MATERIAL FOR THIS TASK
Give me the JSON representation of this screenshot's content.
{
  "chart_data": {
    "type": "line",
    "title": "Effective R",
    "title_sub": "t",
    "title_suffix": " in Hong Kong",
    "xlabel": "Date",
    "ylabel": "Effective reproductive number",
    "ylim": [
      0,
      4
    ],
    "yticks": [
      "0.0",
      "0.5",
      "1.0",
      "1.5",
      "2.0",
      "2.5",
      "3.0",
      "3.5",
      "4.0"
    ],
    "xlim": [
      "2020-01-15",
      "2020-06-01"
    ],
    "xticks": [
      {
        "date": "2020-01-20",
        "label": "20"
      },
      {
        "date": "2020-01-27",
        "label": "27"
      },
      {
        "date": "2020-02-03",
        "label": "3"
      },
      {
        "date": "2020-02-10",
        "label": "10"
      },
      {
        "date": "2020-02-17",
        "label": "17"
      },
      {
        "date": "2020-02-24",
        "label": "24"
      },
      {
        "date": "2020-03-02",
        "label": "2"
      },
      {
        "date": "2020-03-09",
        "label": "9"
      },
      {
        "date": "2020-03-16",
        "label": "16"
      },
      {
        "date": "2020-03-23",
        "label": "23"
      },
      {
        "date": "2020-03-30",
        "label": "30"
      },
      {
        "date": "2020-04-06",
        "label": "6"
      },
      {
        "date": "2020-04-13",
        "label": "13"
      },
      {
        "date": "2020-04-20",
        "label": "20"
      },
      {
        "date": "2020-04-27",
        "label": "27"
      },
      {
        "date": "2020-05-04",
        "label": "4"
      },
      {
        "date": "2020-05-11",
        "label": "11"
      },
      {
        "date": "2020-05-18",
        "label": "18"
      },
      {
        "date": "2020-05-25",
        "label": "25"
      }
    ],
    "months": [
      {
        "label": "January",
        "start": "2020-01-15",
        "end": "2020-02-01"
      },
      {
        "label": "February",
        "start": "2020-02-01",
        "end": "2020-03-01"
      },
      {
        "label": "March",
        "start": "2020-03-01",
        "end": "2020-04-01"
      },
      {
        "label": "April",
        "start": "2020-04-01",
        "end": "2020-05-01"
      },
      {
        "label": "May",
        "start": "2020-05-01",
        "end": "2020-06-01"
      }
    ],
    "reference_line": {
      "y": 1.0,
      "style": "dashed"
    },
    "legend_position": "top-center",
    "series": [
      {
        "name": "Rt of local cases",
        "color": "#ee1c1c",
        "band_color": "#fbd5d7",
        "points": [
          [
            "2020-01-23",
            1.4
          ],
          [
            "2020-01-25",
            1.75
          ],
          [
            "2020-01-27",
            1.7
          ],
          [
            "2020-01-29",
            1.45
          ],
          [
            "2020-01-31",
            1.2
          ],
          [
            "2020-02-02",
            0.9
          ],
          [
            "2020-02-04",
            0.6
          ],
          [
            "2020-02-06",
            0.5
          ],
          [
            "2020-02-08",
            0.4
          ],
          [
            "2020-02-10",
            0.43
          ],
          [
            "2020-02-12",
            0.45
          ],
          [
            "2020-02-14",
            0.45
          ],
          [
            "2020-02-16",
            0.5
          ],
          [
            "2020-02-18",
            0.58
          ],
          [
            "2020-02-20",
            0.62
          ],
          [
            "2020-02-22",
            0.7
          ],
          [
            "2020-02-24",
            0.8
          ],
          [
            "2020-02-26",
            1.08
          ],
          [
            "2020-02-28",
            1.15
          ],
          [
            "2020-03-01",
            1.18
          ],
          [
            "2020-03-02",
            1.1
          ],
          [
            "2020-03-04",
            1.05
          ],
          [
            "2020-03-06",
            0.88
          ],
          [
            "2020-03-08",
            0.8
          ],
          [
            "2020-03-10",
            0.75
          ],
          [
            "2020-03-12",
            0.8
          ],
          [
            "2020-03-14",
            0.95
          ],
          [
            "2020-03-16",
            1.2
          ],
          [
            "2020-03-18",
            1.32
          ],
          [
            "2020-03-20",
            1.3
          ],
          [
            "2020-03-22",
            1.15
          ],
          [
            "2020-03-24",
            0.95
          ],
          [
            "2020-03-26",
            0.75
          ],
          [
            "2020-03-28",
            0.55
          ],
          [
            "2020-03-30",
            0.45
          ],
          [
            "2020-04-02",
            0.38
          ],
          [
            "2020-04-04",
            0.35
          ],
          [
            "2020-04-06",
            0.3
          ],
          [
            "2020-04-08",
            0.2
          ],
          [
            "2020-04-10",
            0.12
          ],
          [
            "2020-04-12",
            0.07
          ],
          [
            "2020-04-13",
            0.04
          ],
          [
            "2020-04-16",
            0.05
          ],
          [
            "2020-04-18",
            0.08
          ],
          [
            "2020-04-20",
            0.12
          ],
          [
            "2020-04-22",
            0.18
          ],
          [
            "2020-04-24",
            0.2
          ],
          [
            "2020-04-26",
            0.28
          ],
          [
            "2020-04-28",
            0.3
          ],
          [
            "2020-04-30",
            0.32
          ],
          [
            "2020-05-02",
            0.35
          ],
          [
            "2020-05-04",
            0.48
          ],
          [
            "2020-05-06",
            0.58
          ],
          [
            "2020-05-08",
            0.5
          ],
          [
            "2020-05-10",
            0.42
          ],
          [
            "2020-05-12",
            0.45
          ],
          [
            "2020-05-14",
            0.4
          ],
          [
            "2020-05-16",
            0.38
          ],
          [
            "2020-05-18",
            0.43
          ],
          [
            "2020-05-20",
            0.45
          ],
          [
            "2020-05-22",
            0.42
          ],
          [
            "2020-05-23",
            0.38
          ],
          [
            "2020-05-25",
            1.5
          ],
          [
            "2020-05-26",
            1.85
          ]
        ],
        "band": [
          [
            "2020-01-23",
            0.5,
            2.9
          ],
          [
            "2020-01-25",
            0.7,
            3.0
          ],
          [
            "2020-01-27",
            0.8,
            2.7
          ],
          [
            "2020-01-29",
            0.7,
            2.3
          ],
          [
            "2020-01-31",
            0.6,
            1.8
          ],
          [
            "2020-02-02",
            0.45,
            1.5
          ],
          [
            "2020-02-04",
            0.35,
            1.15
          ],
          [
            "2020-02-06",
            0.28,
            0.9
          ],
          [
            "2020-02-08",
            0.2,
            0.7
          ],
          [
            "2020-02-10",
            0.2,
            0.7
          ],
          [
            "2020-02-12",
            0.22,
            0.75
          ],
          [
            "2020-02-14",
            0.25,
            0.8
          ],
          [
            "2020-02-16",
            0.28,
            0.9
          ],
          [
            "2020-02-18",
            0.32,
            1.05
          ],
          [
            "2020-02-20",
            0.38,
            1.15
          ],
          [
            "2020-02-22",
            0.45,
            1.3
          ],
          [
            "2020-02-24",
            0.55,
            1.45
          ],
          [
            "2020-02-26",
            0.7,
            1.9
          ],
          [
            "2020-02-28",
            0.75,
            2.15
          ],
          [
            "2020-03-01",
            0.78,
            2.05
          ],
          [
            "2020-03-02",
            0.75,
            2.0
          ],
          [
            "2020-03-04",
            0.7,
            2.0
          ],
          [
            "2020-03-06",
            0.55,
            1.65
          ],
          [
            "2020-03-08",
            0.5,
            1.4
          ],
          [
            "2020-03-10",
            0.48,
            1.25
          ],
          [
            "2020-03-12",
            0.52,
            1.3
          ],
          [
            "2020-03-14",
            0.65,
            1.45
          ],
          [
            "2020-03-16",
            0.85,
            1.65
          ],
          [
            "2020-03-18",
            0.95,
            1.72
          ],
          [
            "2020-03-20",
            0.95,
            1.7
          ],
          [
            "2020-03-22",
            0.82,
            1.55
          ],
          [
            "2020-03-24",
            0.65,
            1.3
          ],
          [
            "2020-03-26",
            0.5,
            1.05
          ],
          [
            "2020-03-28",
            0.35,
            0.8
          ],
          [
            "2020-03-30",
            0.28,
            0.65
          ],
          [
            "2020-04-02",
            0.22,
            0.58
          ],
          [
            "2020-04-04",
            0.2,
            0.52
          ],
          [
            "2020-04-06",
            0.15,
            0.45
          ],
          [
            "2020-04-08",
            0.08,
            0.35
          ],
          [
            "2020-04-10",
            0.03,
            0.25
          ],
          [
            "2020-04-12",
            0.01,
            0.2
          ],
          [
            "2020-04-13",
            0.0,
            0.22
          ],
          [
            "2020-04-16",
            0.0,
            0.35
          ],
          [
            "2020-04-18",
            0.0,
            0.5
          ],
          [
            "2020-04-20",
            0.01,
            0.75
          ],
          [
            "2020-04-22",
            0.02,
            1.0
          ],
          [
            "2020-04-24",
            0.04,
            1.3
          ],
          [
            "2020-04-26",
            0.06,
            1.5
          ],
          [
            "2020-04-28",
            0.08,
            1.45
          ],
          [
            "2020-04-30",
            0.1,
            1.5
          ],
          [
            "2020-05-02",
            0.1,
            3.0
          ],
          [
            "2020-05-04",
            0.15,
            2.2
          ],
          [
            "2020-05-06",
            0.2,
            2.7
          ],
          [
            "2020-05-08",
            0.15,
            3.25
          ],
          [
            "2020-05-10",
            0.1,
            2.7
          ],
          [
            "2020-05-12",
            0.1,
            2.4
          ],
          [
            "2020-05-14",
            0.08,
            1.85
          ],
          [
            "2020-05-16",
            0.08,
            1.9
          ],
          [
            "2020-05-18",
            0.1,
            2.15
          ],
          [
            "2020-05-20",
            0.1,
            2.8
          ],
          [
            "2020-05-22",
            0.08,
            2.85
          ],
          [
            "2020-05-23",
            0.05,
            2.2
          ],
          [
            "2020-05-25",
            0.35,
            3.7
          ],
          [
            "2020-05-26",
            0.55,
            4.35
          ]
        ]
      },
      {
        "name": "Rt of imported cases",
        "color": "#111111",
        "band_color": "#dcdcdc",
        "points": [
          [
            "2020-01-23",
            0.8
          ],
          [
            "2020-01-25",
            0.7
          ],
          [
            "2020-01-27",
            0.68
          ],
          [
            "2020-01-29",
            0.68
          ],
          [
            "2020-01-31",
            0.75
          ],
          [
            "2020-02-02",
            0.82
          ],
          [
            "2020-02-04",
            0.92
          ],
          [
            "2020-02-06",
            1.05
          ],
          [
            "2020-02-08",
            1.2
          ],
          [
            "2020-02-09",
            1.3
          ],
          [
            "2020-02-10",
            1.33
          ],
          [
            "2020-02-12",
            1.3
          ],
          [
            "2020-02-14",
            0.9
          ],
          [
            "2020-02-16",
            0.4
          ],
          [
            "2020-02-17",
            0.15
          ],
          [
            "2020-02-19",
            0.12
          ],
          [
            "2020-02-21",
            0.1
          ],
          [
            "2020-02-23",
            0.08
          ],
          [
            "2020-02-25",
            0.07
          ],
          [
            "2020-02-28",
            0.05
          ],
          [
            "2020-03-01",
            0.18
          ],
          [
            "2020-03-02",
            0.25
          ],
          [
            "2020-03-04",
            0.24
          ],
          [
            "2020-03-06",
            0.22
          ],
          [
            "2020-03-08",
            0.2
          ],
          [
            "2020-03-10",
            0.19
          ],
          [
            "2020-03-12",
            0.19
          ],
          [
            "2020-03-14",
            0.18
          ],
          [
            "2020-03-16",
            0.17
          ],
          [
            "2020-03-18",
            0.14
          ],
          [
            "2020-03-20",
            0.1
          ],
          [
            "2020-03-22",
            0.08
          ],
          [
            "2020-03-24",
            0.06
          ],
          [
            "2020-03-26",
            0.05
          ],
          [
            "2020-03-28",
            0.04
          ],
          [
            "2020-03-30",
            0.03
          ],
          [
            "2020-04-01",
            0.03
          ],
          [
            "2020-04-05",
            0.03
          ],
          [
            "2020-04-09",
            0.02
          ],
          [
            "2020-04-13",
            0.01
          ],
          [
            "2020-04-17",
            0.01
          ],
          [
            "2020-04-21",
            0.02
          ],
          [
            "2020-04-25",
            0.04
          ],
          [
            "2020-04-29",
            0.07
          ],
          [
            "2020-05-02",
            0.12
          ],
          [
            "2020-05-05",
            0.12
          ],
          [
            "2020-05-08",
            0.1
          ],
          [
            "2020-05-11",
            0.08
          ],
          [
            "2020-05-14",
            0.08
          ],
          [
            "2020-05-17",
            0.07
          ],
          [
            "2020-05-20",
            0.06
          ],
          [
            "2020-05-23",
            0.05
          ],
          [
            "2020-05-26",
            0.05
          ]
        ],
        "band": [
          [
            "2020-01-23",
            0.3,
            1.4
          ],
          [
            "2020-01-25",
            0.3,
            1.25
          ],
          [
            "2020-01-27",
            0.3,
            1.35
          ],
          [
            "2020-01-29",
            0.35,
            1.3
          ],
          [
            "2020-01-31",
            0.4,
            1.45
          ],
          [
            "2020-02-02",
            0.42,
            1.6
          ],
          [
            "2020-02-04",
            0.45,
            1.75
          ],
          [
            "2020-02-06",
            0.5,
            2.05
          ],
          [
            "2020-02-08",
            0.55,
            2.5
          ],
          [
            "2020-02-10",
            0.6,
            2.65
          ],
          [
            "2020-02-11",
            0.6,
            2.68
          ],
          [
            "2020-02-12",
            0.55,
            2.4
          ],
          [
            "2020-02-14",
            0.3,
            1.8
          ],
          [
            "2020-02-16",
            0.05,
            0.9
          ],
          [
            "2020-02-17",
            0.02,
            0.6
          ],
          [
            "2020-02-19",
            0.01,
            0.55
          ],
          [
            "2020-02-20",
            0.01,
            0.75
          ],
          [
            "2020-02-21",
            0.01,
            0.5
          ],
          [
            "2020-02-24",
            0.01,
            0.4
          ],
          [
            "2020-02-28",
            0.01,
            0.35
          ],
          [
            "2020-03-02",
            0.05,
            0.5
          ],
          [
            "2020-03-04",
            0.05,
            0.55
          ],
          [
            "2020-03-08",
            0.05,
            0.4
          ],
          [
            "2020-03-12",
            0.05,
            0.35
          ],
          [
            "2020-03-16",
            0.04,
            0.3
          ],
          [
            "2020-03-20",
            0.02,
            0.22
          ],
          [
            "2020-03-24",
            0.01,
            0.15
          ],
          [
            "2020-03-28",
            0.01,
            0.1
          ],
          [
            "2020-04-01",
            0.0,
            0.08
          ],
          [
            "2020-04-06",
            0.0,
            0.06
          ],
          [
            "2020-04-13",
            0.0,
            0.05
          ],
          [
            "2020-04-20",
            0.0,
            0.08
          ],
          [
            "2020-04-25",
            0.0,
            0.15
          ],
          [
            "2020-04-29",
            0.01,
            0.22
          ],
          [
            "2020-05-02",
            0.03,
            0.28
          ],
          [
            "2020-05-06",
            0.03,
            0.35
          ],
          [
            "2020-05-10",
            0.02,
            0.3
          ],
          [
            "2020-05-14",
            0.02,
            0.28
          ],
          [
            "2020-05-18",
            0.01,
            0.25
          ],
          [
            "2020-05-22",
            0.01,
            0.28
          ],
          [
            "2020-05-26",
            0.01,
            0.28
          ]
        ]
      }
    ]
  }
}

STATED TASK
From the data above, copy each line where the string "Effective" appears.

COMPLETE RESPONSE
    "title": "Effective R",
    "ylabel": "Effective reproductive number",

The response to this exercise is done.